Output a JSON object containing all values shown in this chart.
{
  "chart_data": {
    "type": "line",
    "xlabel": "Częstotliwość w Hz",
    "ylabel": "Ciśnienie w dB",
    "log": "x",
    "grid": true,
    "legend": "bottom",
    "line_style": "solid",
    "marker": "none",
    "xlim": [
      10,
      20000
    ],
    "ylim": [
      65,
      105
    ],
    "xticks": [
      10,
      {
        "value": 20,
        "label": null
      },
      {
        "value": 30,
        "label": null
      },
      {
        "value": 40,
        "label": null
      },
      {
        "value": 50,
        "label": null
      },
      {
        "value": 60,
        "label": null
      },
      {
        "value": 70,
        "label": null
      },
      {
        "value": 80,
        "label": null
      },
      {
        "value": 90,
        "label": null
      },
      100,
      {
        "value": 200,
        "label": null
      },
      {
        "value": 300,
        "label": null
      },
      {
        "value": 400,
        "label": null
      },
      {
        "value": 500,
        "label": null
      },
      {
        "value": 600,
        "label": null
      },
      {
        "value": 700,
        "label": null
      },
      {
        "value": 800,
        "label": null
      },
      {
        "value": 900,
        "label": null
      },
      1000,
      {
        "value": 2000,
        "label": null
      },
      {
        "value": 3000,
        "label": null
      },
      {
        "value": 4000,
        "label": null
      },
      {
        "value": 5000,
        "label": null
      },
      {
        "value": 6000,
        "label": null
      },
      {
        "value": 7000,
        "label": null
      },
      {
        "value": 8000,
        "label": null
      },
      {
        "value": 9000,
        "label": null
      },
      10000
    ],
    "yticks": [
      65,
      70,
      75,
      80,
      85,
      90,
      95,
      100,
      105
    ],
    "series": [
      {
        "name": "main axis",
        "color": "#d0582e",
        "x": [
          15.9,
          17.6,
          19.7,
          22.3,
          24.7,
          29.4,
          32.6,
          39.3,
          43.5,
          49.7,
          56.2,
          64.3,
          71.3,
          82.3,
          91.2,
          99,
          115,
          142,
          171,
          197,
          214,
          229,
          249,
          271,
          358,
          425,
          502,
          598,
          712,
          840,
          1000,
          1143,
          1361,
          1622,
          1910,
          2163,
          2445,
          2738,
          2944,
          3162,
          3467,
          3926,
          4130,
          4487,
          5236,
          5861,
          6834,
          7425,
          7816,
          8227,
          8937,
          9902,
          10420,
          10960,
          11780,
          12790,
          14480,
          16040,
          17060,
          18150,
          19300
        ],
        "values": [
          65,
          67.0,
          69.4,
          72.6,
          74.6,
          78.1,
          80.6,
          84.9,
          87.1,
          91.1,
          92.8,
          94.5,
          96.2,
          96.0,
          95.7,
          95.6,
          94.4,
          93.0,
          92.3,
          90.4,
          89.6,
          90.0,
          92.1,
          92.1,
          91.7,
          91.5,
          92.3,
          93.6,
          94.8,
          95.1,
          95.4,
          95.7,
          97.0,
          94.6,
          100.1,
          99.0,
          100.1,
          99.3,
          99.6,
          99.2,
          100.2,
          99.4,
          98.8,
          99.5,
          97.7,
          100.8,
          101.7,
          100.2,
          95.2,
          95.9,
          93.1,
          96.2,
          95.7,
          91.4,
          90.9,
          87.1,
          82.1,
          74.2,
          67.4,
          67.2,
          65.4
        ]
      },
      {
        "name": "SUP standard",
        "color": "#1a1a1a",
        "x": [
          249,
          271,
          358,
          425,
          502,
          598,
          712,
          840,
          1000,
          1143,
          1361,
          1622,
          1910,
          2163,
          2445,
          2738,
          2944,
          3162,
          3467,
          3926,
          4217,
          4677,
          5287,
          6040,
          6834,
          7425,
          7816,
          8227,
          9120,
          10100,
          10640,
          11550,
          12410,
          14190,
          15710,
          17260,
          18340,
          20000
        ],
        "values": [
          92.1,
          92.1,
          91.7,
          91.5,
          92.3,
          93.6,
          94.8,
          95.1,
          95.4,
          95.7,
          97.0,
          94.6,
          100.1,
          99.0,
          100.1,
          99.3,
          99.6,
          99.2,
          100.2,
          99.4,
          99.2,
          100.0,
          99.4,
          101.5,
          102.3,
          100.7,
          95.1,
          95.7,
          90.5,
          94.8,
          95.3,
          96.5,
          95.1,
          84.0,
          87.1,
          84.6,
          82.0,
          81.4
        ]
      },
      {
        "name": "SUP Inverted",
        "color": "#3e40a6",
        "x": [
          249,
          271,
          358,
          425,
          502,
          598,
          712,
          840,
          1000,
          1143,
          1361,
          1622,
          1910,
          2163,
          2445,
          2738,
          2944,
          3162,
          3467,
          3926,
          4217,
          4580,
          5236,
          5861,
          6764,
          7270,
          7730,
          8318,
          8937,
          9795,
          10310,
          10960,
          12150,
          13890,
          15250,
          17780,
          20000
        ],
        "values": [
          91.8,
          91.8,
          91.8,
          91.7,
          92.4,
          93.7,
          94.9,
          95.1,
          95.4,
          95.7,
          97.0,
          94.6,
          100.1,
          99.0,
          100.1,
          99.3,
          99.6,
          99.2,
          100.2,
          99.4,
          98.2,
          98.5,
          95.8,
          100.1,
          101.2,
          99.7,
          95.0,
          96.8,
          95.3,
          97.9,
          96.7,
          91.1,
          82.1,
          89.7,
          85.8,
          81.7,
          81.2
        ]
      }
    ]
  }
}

::::

What you will do: Transcribe the data above in full, exactly.

Solved exercise:
Output a JSON object containing all values shown in this chart.
{
  "chart_data": {
    "type": "line",
    "xlabel": "Częstotliwość w Hz",
    "ylabel": "Ciśnienie w dB",
    "log": "x",
    "grid": true,
    "legend": "bottom",
    "line_style": "solid",
    "marker": "none",
    "xlim": [
      10,
      20000
    ],
    "ylim": [
      65,
      105
    ],
    "xticks": [
      10,
      {
        "value": 20,
        "label": null
      },
      {
        "value": 30,
        "label": null
      },
      {
        "value": 40,
        "label": null
      },
      {
        "value": 50,
        "label": null
      },
      {
        "value": 60,
        "label": null
      },
      {
        "value": 70,
        "label": null
      },
      {
        "value": 80,
        "label": null
      },
      {
        "value": 90,
        "label": null
      },
      100,
      {
        "value": 200,
        "label": null
      },
      {
        "value": 300,
        "label": null
      },
      {
        "value": 400,
        "label": null
      },
      {
        "value": 500,
        "label": null
      },
      {
        "value": 600,
        "label": null
      },
      {
        "value": 700,
        "label": null
      },
      {
        "value": 800,
        "label": null
      },
      {
        "value": 900,
        "label": null
      },
      1000,
      {
        "value": 2000,
        "label": null
      },
      {
        "value": 3000,
        "label": null
      },
      {
        "value": 4000,
        "label": null
      },
      {
        "value": 5000,
        "label": null
      },
      {
        "value": 6000,
        "label": null
      },
      {
        "value": 7000,
        "label": null
      },
      {
        "value": 8000,
        "label": null
      },
      {
        "value": 9000,
        "label": null
      },
      10000
    ],
    "yticks": [
      65,
      70,
      75,
      80,
      85,
      90,
      95,
      100,
      105
    ],
    "series": [
      {
        "name": "main axis",
        "color": "#d0582e",
        "x": [
          15.9,
          17.6,
          19.7,
          22.3,
          24.7,
          29.4,
          32.6,
          39.3,
          43.5,
          49.7,
          56.2,
          64.3,
          71.3,
          82.3,
          91.2,
          99,
          115,
          142,
          171,
          197,
          214,
          229,
          249,
          271,
          358,
          425,
          502,
          598,
          712,
          840,
          1000,
          1143,
          1361,
          1622,
          1910,
          2163,
          2445,
          2738,
          2944,
          3162,
          3467,
          3926,
          4130,
          4487,
          5236,
          5861,
          6834,
          7425,
          7816,
          8227,
          8937,
          9902,
          10420,
          10960,
          11780,
          12790,
          14480,
          16040,
          17060,
          18150,
          19300
        ],
        "values": [
          65,
          67.0,
          69.4,
          72.6,
          74.6,
          78.1,
          80.6,
          84.9,
          87.1,
          91.1,
          92.8,
          94.5,
          96.2,
          96.0,
          95.7,
          95.6,
          94.4,
          93.0,
          92.3,
          90.4,
          89.6,
          90.0,
          92.1,
          92.1,
          91.7,
          91.5,
          92.3,
          93.6,
          94.8,
          95.1,
          95.4,
          95.7,
          97.0,
          94.6,
          100.1,
          99.0,
          100.1,
          99.3,
          99.6,
          99.2,
          100.2,
          99.4,
          98.8,
          99.5,
          97.7,
          100.8,
          101.7,
          100.2,
          95.2,
          95.9,
          93.1,
          96.2,
          95.7,
          91.4,
          90.9,
          87.1,
          82.1,
          74.2,
          67.4,
          67.2,
          65.4
        ]
      },
      {
        "name": "SUP standard",
        "color": "#1a1a1a",
        "x": [
          249,
          271,
          358,
          425,
          502,
          598,
          712,
          840,
          1000,
          1143,
          1361,
          1622,
          1910,
          2163,
          2445,
          2738,
          2944,
          3162,
          3467,
          3926,
          4217,
          4677,
          5287,
          6040,
          6834,
          7425,
          7816,
          8227,
          9120,
          10100,
          10640,
          11550,
          12410,
          14190,
          15710,
          17260,
          18340,
          20000
        ],
        "values": [
          92.1,
          92.1,
          91.7,
          91.5,
          92.3,
          93.6,
          94.8,
          95.1,
          95.4,
          95.7,
          97.0,
          94.6,
          100.1,
          99.0,
          100.1,
          99.3,
          99.6,
          99.2,
          100.2,
          99.4,
          99.2,
          100.0,
          99.4,
          101.5,
          102.3,
          100.7,
          95.1,
          95.7,
          90.5,
          94.8,
          95.3,
          96.5,
          95.1,
          84.0,
          87.1,
          84.6,
          82.0,
          81.4
        ]
      },
      {
        "name": "SUP Inverted",
        "color": "#3e40a6",
        "x": [
          249,
          271,
          358,
          425,
          502,
          598,
          712,
          840,
          1000,
          1143,
          1361,
          1622,
          1910,
          2163,
          2445,
          2738,
          2944,
          3162,
          3467,
          3926,
          4217,
          4580,
          5236,
          5861,
          6764,
          7270,
          7730,
          8318,
          8937,
          9795,
          10310,
          10960,
          12150,
          13890,
          15250,
          17780,
          20000
        ],
        "values": [
          91.8,
          91.8,
          91.8,
          91.7,
          92.4,
          93.7,
          94.9,
          95.1,
          95.4,
          95.7,
          97.0,
          94.6,
          100.1,
          99.0,
          100.1,
          99.3,
          99.6,
          99.2,
          100.2,
          99.4,
          98.2,
          98.5,
          95.8,
          100.1,
          101.2,
          99.7,
          95.0,
          96.8,
          95.3,
          97.9,
          96.7,
          91.1,
          82.1,
          89.7,
          85.8,
          81.7,
          81.2
        ]
      }
    ]
  }
}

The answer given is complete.